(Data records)
------------------------------------
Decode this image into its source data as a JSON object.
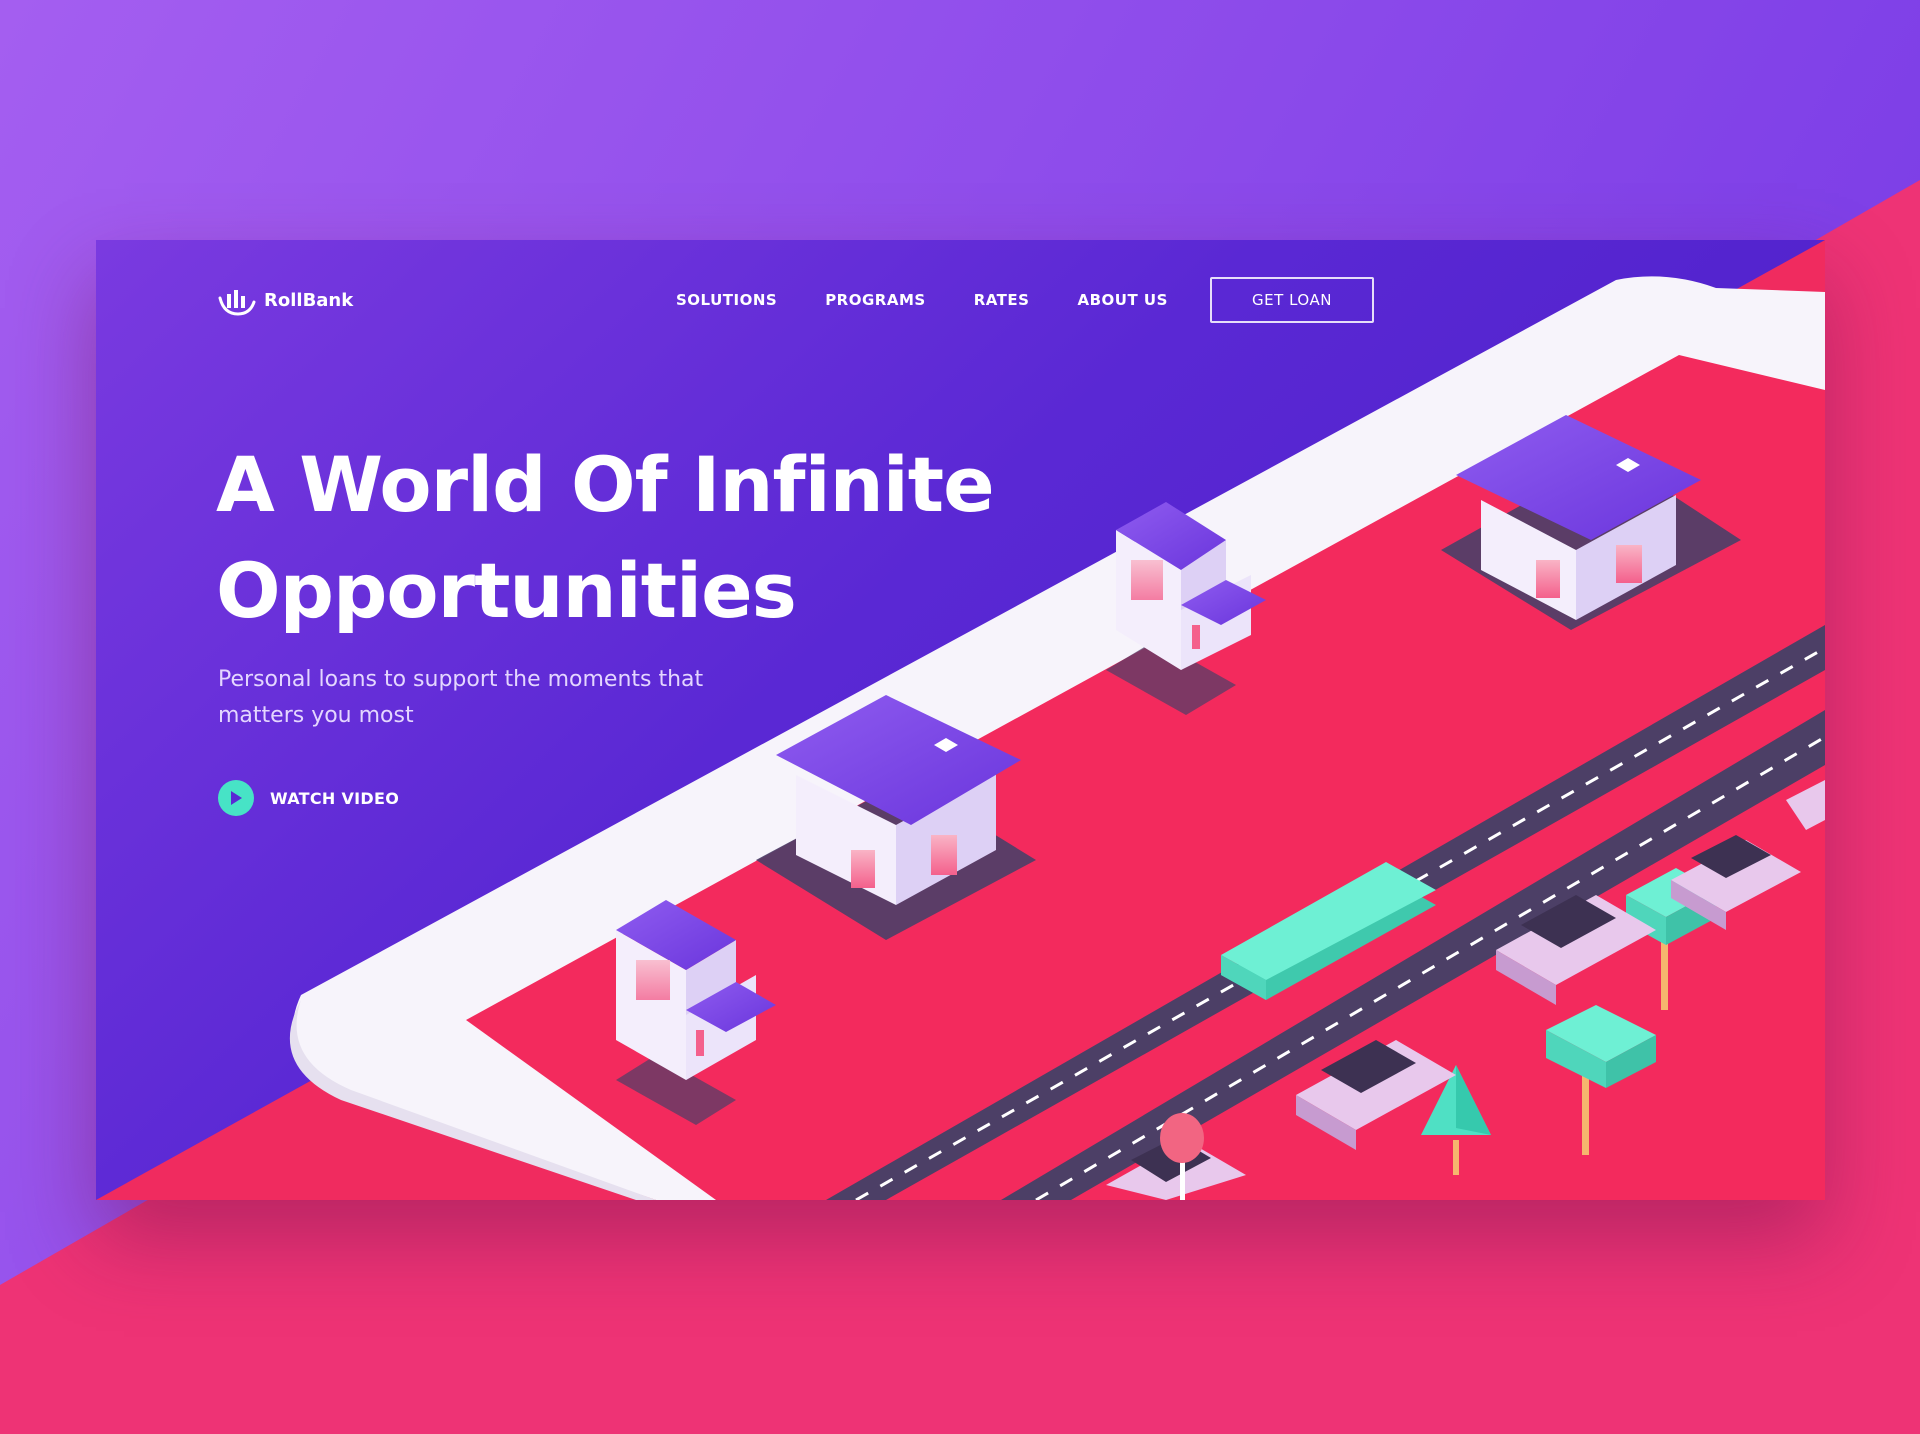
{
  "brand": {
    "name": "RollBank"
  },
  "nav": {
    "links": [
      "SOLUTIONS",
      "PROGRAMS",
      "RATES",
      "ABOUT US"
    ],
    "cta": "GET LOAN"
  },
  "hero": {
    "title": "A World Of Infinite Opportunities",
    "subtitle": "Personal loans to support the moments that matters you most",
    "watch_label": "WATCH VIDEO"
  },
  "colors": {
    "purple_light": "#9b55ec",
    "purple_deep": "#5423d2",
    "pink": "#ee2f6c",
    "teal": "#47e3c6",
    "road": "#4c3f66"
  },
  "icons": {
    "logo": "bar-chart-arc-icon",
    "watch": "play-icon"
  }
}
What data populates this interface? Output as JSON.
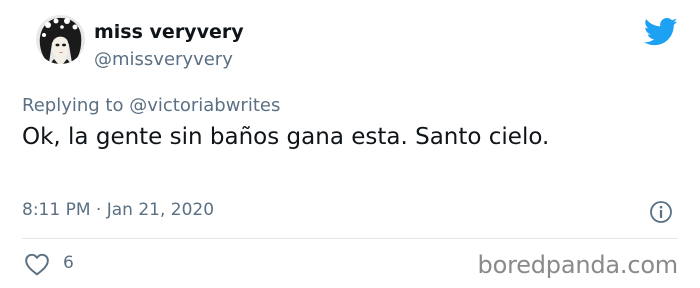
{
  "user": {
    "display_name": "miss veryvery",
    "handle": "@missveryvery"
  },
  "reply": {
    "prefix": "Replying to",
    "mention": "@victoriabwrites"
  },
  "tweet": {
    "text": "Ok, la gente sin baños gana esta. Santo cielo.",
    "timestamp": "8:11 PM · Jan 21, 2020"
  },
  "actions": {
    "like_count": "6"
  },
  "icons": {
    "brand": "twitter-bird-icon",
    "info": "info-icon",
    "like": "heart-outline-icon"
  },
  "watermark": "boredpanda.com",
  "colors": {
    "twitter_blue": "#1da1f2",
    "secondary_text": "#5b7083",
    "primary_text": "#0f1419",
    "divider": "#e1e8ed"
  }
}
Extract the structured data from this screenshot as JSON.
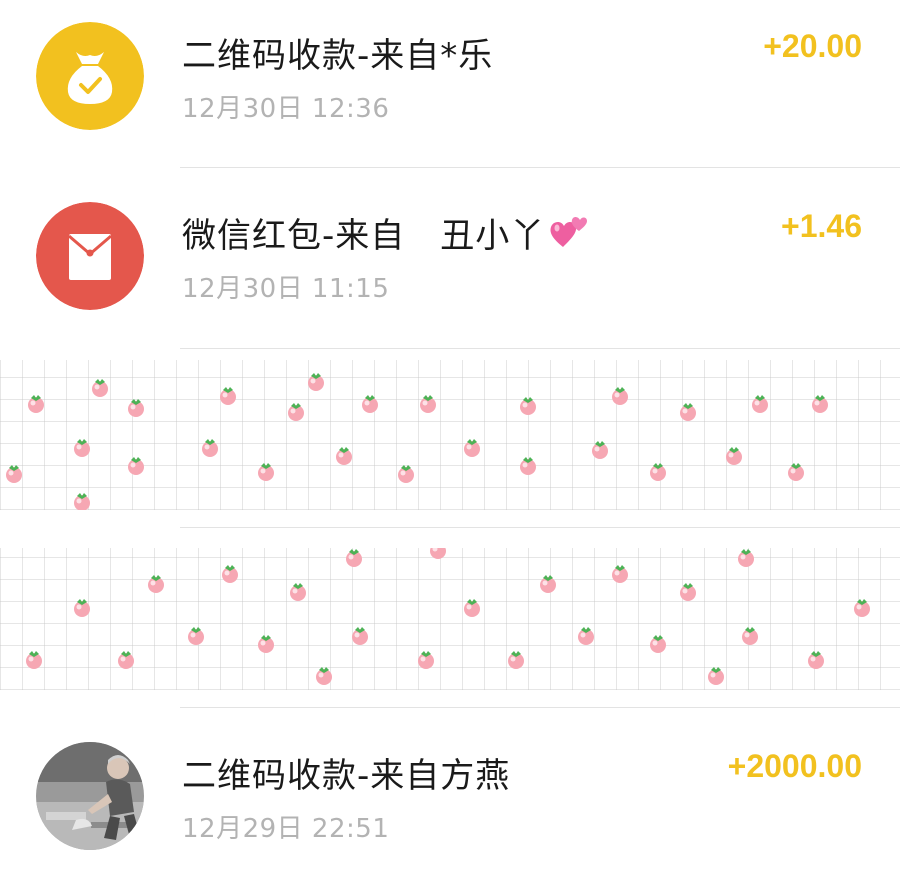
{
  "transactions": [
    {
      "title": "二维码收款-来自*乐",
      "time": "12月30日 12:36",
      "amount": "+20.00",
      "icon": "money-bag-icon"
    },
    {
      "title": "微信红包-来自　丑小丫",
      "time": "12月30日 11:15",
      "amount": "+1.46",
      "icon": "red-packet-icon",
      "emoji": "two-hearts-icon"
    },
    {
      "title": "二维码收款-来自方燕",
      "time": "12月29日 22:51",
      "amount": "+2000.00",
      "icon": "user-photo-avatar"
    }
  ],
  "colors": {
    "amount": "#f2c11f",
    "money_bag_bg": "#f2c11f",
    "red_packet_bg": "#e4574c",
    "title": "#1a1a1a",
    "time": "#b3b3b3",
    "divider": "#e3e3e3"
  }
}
------------------------------------
Copy out each line in the preceding records that contains "amount".

Task solution:
      "amount": "+20.00",
      "amount": "+1.46",
      "amount": "+2000.00",
    "amount": "#f2c11f",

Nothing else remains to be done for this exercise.